What to produce: Count every line that holds the string "color", then give that number alone.

[Stored records]
------------------------------------

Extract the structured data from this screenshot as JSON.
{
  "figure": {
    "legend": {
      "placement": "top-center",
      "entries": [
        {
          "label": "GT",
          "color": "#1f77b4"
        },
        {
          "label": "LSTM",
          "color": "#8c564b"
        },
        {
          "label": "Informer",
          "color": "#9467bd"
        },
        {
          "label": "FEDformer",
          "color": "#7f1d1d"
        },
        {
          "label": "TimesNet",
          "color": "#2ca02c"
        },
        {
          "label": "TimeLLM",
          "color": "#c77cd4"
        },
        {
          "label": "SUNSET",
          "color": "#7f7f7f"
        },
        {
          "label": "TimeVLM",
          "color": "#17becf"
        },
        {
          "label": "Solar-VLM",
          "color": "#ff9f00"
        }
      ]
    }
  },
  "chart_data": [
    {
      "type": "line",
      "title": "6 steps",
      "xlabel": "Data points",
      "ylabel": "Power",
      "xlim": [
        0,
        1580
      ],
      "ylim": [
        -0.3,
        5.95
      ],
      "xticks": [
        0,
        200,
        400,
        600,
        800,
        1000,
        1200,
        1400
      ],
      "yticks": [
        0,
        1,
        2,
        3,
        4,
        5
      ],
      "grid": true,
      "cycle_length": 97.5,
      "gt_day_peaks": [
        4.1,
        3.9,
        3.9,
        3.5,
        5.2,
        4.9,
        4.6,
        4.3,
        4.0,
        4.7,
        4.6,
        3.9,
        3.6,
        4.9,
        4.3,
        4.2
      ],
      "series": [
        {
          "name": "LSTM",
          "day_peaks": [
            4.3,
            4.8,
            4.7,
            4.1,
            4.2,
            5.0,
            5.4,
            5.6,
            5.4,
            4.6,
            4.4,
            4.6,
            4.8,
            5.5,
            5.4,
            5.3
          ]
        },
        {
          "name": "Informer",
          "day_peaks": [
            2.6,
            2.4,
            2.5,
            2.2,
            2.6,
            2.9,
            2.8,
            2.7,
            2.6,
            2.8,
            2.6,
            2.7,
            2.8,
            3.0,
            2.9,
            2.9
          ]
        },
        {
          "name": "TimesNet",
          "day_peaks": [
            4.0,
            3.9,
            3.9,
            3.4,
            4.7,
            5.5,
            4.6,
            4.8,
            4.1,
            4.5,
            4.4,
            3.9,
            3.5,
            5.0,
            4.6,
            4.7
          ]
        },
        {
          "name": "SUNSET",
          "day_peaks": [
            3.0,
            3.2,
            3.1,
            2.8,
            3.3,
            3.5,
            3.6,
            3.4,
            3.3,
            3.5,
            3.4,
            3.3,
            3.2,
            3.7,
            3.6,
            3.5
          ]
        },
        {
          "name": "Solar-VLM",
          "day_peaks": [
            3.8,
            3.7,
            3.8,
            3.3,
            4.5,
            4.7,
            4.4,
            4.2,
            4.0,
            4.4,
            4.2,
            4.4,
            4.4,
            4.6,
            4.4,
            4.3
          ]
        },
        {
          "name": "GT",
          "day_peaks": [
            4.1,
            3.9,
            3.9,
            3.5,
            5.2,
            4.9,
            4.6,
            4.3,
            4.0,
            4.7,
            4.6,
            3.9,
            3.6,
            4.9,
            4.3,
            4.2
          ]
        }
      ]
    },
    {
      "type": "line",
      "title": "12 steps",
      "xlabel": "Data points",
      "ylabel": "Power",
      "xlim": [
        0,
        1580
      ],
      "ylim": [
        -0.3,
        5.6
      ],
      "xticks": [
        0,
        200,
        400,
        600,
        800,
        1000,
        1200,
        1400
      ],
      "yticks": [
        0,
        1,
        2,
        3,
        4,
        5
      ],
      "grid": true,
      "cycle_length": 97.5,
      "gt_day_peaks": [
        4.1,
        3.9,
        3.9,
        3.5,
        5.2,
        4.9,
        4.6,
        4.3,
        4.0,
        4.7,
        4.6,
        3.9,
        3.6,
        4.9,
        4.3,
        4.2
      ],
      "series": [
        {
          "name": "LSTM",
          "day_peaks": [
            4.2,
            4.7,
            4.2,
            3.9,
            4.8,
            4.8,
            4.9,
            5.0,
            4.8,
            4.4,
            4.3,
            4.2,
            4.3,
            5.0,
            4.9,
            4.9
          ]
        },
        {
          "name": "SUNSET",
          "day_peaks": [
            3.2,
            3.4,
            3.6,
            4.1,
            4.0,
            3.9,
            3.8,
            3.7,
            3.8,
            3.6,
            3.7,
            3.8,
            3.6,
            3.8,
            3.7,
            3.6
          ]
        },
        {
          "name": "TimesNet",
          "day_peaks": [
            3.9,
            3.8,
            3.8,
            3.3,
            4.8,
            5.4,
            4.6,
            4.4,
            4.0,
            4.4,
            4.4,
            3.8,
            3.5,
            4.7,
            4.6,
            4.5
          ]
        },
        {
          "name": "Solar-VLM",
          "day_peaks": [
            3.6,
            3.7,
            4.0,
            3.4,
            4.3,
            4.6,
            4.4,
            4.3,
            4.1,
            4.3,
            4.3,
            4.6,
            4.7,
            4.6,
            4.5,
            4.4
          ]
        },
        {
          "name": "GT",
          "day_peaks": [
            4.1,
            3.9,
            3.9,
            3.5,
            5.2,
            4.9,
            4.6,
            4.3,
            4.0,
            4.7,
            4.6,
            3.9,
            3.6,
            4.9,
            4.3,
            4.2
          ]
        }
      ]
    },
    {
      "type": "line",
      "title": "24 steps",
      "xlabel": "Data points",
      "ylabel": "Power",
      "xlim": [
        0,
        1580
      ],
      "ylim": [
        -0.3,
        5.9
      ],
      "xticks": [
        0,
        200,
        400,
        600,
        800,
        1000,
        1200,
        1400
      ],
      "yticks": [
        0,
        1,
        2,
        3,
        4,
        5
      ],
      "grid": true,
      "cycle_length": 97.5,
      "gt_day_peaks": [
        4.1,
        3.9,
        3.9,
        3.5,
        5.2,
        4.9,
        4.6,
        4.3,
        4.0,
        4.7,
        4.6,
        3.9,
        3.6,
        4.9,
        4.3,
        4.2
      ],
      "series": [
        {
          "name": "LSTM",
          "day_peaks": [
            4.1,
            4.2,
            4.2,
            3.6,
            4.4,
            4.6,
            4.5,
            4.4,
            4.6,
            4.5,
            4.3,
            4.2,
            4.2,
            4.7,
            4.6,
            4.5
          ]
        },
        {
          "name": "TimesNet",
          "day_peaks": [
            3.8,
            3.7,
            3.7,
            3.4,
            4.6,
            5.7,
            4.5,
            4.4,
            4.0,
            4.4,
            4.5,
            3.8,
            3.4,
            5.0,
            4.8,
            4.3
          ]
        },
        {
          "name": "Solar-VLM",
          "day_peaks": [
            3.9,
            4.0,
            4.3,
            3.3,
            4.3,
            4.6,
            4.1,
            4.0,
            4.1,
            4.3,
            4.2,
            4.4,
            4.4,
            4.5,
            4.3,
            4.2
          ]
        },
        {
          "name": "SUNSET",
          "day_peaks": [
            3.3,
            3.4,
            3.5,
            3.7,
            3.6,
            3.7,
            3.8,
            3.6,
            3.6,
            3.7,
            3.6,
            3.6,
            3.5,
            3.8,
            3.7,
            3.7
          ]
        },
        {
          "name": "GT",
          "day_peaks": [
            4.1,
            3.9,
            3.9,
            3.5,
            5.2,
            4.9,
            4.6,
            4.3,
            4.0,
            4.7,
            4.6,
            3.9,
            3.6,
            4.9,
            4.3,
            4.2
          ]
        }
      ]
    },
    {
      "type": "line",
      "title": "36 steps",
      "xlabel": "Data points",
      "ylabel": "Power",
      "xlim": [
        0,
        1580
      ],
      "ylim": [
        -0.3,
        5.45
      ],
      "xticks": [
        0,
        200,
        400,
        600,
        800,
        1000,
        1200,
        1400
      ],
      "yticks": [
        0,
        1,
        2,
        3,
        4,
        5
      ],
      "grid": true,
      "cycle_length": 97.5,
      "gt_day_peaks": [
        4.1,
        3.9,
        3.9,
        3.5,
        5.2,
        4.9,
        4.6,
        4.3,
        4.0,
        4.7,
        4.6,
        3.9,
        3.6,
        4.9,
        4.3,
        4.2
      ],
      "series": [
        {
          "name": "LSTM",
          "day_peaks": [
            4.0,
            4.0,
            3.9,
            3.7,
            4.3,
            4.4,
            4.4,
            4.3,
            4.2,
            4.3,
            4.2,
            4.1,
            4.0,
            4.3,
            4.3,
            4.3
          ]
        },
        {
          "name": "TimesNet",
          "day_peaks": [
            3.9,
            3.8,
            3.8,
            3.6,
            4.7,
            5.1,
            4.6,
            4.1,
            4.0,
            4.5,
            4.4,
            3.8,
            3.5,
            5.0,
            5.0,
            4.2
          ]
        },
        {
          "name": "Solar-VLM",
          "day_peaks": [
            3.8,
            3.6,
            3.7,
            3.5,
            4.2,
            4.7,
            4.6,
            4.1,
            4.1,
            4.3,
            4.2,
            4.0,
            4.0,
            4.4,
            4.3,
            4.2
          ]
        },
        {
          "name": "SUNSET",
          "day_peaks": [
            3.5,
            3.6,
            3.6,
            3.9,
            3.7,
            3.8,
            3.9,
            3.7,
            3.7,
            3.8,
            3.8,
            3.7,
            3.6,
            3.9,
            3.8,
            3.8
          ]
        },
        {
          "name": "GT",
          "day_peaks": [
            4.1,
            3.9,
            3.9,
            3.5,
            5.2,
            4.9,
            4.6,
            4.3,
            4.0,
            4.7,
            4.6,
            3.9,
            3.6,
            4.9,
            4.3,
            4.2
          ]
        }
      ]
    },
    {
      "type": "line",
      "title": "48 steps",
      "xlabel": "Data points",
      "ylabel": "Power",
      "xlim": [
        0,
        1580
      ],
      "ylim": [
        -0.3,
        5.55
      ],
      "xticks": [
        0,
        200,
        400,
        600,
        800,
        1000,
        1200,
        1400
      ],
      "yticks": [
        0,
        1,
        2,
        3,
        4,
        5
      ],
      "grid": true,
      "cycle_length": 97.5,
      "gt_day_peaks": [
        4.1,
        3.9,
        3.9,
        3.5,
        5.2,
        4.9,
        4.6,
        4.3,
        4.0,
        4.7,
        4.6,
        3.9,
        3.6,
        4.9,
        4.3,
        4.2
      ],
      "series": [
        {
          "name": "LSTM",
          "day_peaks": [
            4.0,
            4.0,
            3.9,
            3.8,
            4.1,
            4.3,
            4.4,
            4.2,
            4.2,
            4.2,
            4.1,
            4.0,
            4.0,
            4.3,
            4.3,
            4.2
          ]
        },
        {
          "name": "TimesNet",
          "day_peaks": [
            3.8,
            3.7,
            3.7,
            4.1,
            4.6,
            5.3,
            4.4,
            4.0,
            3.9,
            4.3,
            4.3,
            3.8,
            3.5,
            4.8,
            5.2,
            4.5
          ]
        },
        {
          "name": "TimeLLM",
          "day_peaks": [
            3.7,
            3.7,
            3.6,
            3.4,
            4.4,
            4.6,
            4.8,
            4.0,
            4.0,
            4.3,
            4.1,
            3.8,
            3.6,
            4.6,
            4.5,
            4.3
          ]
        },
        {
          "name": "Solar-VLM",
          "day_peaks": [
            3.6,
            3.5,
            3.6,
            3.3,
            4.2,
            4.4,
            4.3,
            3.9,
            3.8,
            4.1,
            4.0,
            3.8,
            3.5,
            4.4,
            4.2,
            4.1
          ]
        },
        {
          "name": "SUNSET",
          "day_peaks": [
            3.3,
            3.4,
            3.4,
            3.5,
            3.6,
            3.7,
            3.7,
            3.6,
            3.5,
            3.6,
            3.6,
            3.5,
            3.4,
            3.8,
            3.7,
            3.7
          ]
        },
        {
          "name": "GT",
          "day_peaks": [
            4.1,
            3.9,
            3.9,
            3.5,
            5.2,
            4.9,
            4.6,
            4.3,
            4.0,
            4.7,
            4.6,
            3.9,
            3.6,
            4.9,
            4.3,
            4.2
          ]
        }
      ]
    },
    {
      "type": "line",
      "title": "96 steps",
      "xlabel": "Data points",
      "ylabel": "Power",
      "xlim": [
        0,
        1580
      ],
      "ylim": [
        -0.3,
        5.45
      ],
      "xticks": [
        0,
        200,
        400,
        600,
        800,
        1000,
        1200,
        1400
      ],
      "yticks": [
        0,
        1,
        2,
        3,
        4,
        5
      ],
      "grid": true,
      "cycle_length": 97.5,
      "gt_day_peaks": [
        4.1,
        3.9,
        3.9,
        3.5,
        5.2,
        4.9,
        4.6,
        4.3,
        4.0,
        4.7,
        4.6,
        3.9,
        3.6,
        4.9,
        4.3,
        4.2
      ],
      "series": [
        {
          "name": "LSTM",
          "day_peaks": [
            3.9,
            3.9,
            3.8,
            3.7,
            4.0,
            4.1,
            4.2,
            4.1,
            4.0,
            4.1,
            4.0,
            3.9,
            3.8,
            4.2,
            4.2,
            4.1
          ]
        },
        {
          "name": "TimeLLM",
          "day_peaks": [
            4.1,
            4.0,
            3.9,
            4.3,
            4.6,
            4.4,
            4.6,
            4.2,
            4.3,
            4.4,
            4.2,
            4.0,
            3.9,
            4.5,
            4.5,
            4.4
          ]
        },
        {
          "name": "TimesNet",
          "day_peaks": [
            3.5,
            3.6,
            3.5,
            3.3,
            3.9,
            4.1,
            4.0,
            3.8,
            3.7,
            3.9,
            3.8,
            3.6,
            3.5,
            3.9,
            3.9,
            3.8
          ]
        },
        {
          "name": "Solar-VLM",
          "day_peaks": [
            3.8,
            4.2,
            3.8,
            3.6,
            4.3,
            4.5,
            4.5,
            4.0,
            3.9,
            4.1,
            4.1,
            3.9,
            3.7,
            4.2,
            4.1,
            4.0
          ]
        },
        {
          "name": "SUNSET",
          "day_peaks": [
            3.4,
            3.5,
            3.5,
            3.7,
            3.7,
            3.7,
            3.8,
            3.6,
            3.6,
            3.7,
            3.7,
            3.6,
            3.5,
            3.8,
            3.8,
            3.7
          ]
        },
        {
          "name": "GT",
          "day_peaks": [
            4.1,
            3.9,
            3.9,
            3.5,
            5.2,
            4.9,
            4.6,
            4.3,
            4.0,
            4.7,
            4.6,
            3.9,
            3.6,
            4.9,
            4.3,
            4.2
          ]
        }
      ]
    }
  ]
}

------------------------------------

Final result: 9